--- Start ---
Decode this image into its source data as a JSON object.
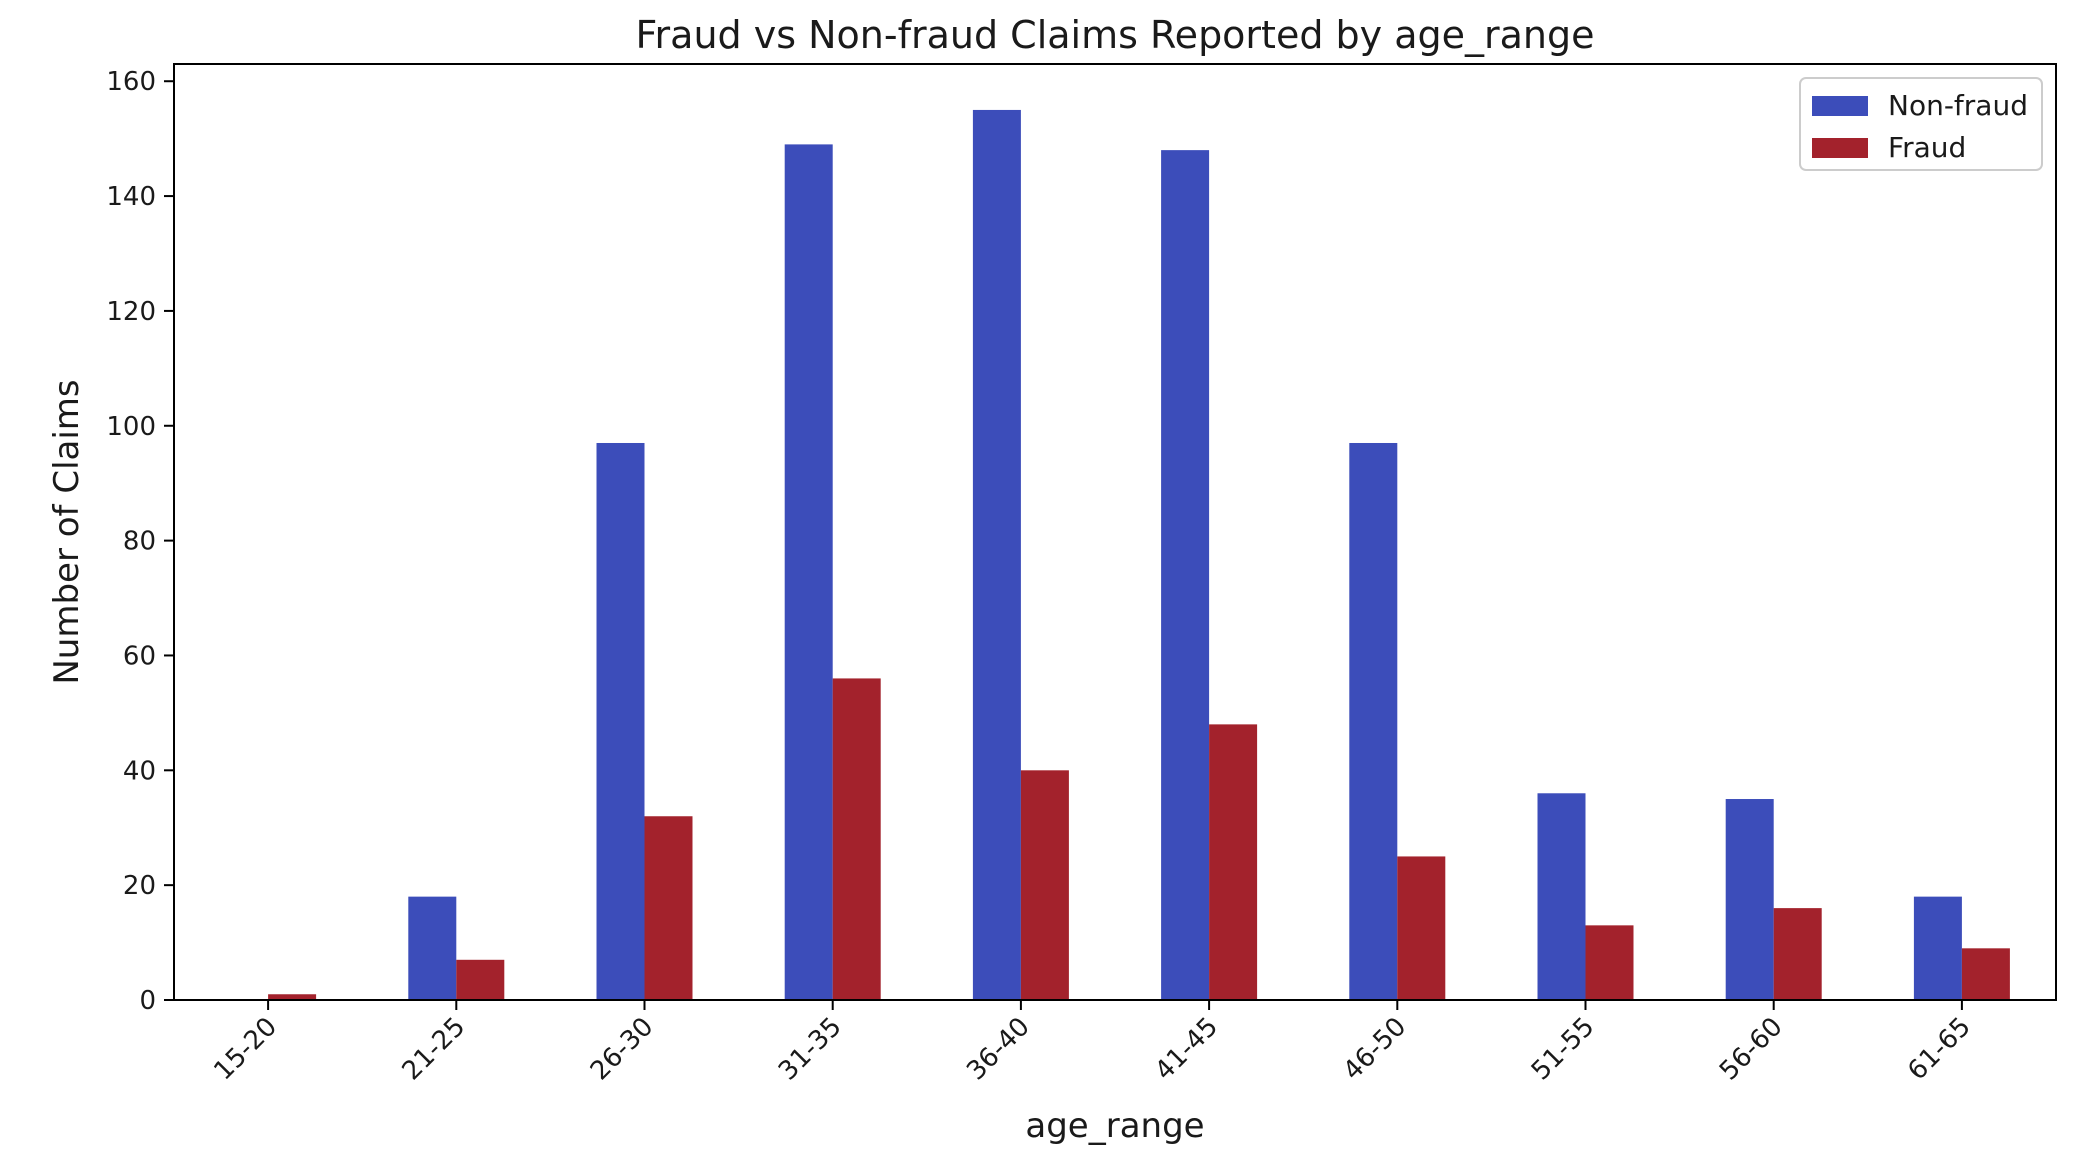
{
  "chart_data": {
    "type": "bar",
    "title": "Fraud vs Non-fraud Claims Reported by age_range",
    "xlabel": "age_range",
    "ylabel": "Number of Claims",
    "categories": [
      "15-20",
      "21-25",
      "26-30",
      "31-35",
      "36-40",
      "41-45",
      "46-50",
      "51-55",
      "56-60",
      "61-65"
    ],
    "series": [
      {
        "name": "Non-fraud",
        "color": "#3c4dba",
        "values": [
          0,
          18,
          97,
          149,
          155,
          148,
          97,
          36,
          35,
          18
        ]
      },
      {
        "name": "Fraud",
        "color": "#a3222c",
        "values": [
          1,
          7,
          32,
          56,
          40,
          48,
          25,
          13,
          16,
          9
        ]
      }
    ],
    "ylim": [
      0,
      163
    ],
    "yticks": [
      0,
      20,
      40,
      60,
      80,
      100,
      120,
      140,
      160
    ],
    "grid": false,
    "legend_position": "top-right",
    "x_tick_rotation": -45
  }
}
--- End ---
Task goal: Except for the pictures, copy every line of the records above exactly.

Reply to the exercise:
Decode this image into its source data as a JSON object.
{
  "chart_data": {
    "type": "bar",
    "title": "Fraud vs Non-fraud Claims Reported by age_range",
    "xlabel": "age_range",
    "ylabel": "Number of Claims",
    "categories": [
      "15-20",
      "21-25",
      "26-30",
      "31-35",
      "36-40",
      "41-45",
      "46-50",
      "51-55",
      "56-60",
      "61-65"
    ],
    "series": [
      {
        "name": "Non-fraud",
        "color": "#3c4dba",
        "values": [
          0,
          18,
          97,
          149,
          155,
          148,
          97,
          36,
          35,
          18
        ]
      },
      {
        "name": "Fraud",
        "color": "#a3222c",
        "values": [
          1,
          7,
          32,
          56,
          40,
          48,
          25,
          13,
          16,
          9
        ]
      }
    ],
    "ylim": [
      0,
      163
    ],
    "yticks": [
      0,
      20,
      40,
      60,
      80,
      100,
      120,
      140,
      160
    ],
    "grid": false,
    "legend_position": "top-right",
    "x_tick_rotation": -45
  }
}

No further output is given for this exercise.